— BEGIN Record set —

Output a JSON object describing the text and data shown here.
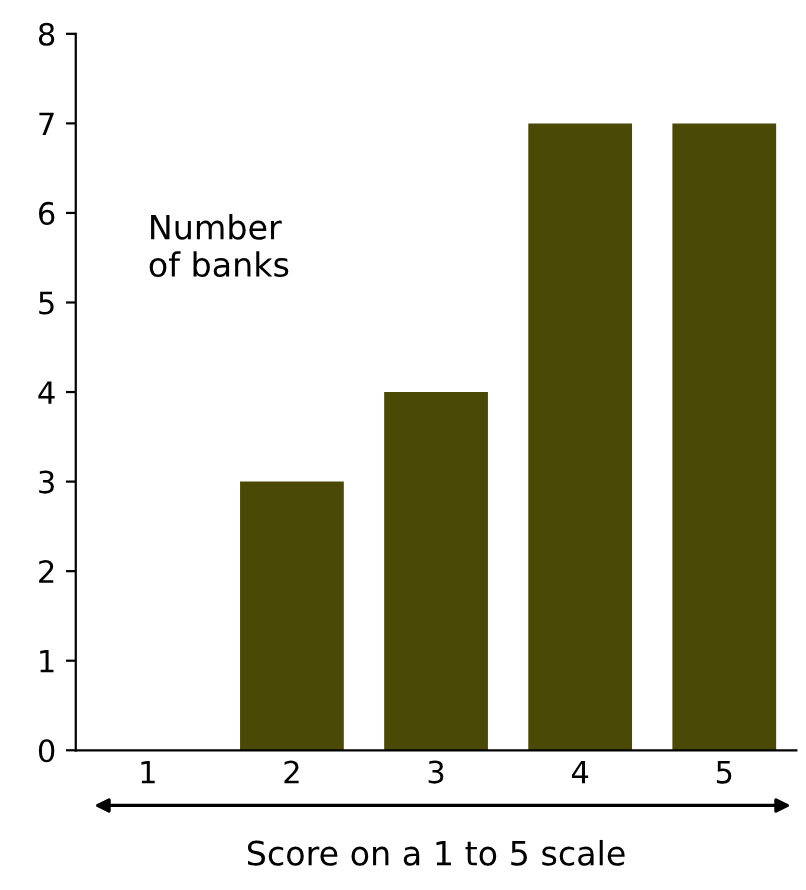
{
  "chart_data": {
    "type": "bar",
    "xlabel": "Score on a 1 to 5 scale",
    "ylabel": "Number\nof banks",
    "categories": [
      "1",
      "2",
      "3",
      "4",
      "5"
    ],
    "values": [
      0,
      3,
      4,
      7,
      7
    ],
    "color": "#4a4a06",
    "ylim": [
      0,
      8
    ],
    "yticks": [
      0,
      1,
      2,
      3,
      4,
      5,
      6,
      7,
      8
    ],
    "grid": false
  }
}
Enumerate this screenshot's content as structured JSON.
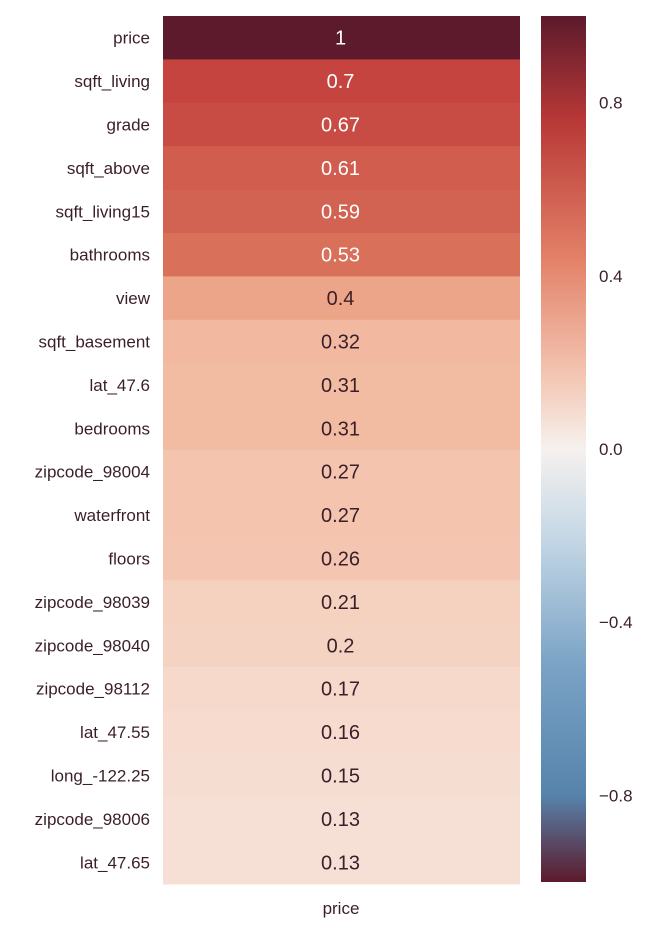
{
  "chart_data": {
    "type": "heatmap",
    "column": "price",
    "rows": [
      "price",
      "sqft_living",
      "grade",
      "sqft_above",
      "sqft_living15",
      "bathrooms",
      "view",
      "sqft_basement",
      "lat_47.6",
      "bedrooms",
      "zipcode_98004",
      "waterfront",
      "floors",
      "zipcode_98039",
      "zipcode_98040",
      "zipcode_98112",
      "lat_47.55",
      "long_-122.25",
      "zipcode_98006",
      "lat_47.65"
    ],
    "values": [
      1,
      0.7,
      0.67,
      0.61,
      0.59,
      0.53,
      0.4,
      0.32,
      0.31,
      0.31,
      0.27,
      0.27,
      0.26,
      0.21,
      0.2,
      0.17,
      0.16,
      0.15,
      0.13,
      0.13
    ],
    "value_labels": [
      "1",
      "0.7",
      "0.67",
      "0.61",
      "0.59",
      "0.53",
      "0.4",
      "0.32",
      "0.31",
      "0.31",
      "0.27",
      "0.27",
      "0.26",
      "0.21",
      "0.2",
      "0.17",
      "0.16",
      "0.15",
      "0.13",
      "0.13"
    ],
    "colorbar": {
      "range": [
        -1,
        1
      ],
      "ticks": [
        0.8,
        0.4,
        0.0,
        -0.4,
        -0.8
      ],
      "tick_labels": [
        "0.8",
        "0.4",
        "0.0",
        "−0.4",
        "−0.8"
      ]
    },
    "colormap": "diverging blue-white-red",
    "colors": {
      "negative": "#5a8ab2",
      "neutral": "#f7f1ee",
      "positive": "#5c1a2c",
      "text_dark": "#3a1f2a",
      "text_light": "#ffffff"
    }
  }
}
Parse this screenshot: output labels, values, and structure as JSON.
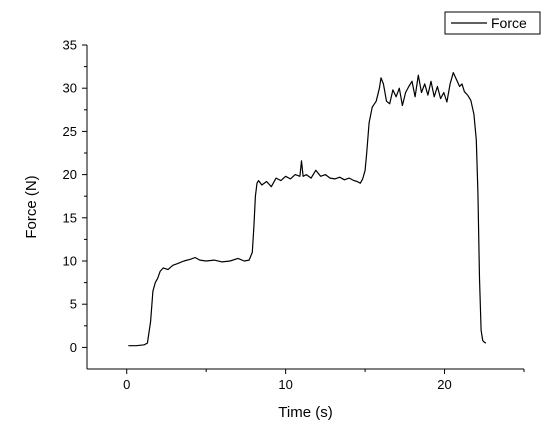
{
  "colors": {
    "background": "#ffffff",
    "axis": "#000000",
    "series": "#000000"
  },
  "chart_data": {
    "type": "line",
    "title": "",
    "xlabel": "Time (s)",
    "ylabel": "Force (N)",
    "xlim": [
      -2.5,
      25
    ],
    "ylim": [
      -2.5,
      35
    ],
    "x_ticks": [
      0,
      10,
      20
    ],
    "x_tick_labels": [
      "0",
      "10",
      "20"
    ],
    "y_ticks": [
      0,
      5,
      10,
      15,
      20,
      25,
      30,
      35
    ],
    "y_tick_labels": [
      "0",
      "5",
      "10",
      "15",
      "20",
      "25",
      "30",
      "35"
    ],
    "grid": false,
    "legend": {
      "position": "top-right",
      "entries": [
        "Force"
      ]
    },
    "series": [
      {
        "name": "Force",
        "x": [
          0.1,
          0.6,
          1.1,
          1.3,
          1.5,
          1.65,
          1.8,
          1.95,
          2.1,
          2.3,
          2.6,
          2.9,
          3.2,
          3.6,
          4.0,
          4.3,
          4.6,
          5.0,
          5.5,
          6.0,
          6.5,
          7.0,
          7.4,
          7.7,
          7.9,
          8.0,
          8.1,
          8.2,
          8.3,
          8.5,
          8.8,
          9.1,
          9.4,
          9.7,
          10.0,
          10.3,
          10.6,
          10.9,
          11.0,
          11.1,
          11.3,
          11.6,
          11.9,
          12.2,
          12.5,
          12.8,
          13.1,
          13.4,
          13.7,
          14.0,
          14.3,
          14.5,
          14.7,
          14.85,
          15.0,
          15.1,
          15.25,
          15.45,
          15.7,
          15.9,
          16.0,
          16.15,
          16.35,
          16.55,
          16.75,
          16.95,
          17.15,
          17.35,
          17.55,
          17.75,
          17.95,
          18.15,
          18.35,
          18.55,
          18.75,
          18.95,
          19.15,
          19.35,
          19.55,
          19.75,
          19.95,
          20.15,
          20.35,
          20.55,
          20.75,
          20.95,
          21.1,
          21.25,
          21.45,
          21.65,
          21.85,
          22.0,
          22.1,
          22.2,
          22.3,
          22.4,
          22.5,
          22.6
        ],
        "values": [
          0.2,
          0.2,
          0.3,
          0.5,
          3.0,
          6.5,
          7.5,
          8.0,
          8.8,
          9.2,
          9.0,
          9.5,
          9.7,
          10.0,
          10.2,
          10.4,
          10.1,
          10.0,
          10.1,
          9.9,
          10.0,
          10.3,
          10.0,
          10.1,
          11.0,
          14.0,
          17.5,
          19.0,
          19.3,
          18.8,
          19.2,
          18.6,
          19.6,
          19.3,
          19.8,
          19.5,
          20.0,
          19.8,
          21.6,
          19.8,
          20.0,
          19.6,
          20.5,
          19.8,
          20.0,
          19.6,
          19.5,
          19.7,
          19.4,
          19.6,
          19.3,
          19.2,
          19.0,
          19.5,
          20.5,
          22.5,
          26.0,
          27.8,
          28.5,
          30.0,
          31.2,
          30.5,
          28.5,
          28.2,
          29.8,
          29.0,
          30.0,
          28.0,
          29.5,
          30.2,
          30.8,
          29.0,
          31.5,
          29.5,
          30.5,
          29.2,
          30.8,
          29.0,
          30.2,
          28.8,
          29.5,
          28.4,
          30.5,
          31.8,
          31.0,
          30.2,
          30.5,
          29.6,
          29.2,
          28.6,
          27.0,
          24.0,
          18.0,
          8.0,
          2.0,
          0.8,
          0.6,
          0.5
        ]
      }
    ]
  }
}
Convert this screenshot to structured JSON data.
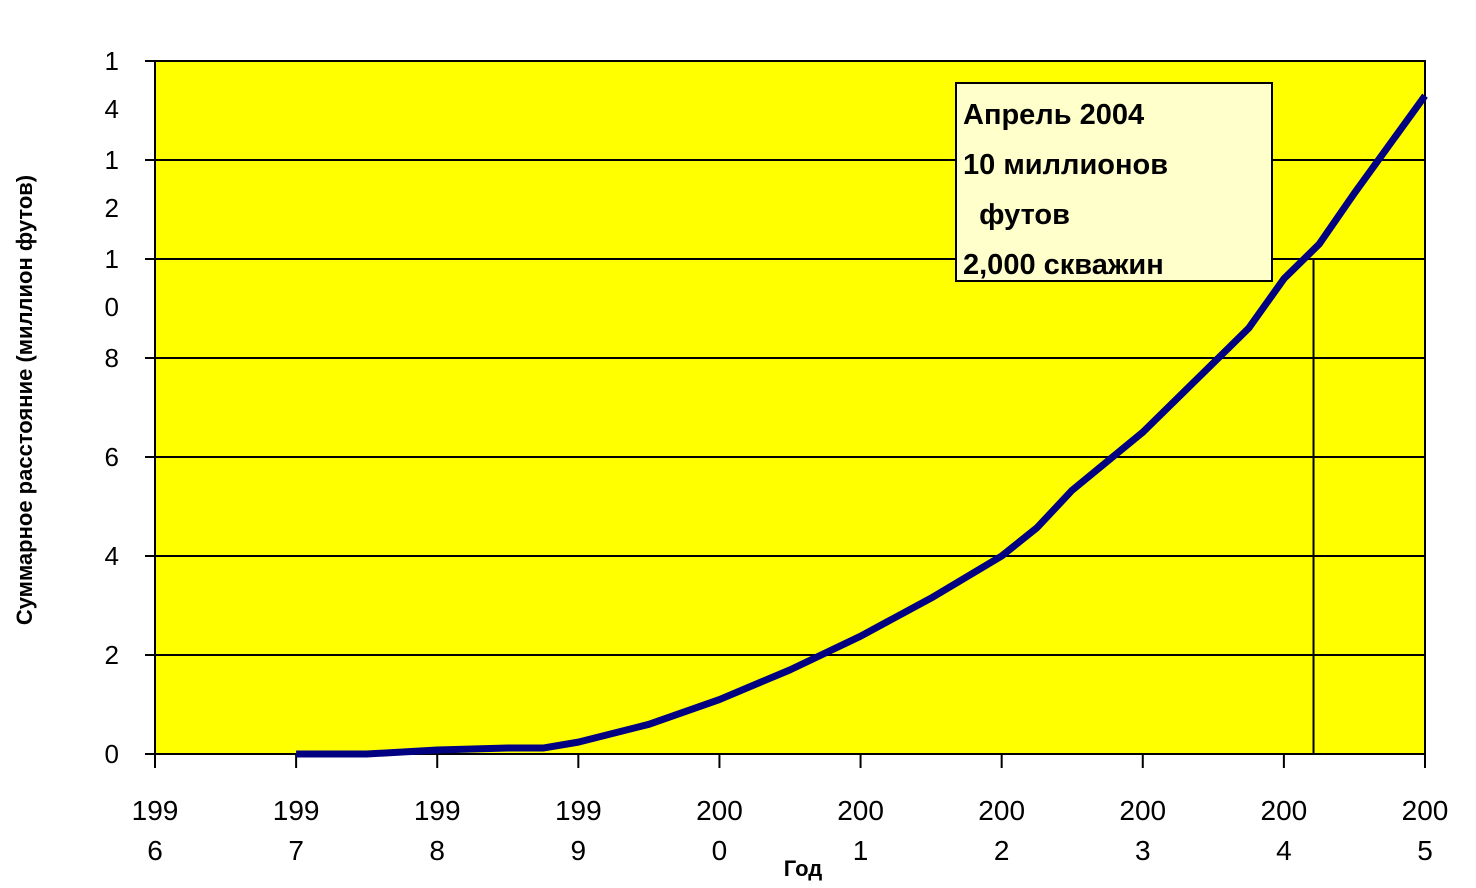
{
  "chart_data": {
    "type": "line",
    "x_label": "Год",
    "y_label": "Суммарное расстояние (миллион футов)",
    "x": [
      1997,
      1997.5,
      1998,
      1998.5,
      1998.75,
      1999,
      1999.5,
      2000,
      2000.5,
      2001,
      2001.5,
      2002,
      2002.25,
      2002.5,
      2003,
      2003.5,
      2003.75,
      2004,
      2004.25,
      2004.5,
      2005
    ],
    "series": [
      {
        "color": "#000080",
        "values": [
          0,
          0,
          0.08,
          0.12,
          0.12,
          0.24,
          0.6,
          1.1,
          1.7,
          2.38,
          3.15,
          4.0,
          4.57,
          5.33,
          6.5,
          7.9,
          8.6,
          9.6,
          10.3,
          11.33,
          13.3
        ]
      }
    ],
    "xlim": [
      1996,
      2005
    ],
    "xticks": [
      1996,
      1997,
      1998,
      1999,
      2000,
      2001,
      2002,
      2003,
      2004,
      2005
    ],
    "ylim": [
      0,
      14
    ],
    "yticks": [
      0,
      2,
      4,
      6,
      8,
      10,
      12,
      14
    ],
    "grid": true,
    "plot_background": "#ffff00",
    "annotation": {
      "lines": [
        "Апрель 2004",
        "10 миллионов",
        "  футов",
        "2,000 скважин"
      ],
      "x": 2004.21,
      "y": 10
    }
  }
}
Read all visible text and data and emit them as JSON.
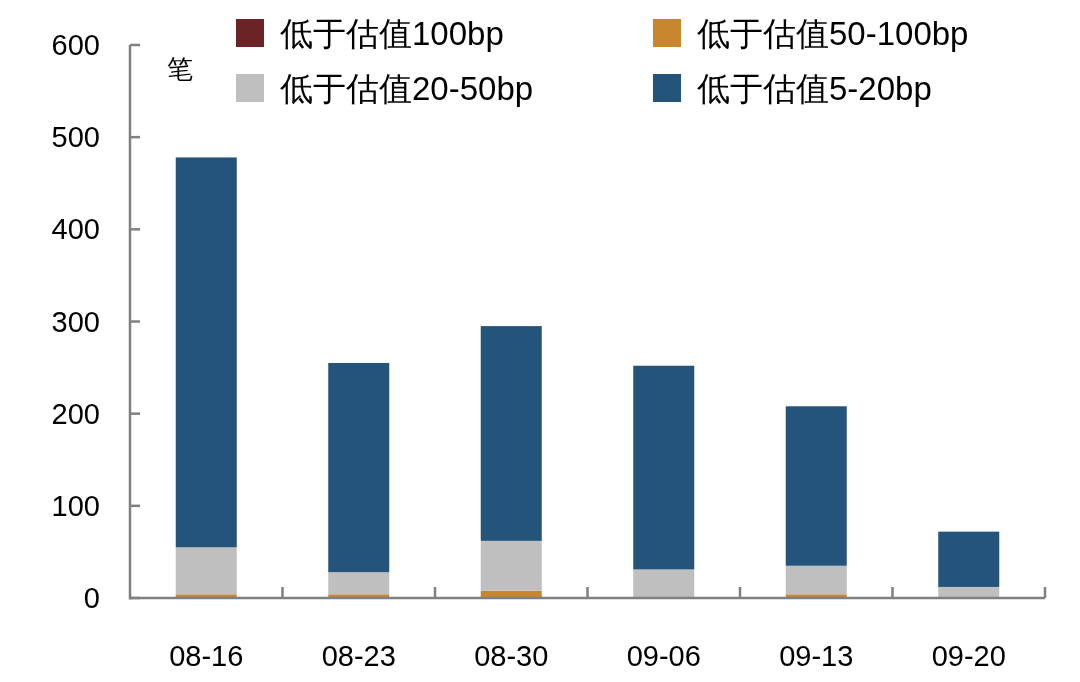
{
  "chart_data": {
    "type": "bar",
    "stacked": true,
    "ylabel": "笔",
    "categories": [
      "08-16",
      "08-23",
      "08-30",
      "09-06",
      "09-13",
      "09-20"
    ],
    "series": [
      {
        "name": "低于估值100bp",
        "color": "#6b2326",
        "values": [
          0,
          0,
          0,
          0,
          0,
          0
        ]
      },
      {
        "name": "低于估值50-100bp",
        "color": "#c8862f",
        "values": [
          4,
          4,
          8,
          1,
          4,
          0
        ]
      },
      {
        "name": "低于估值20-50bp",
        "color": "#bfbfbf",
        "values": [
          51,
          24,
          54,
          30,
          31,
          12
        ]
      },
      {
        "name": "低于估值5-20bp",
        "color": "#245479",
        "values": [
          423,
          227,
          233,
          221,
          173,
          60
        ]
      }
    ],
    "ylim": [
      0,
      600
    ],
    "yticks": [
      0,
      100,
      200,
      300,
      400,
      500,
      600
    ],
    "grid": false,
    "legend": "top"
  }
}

— END Record set —

**Exercise description:**
State, as a bare number, how many lines of the listing hold the word "xlabel".

**Result:**
2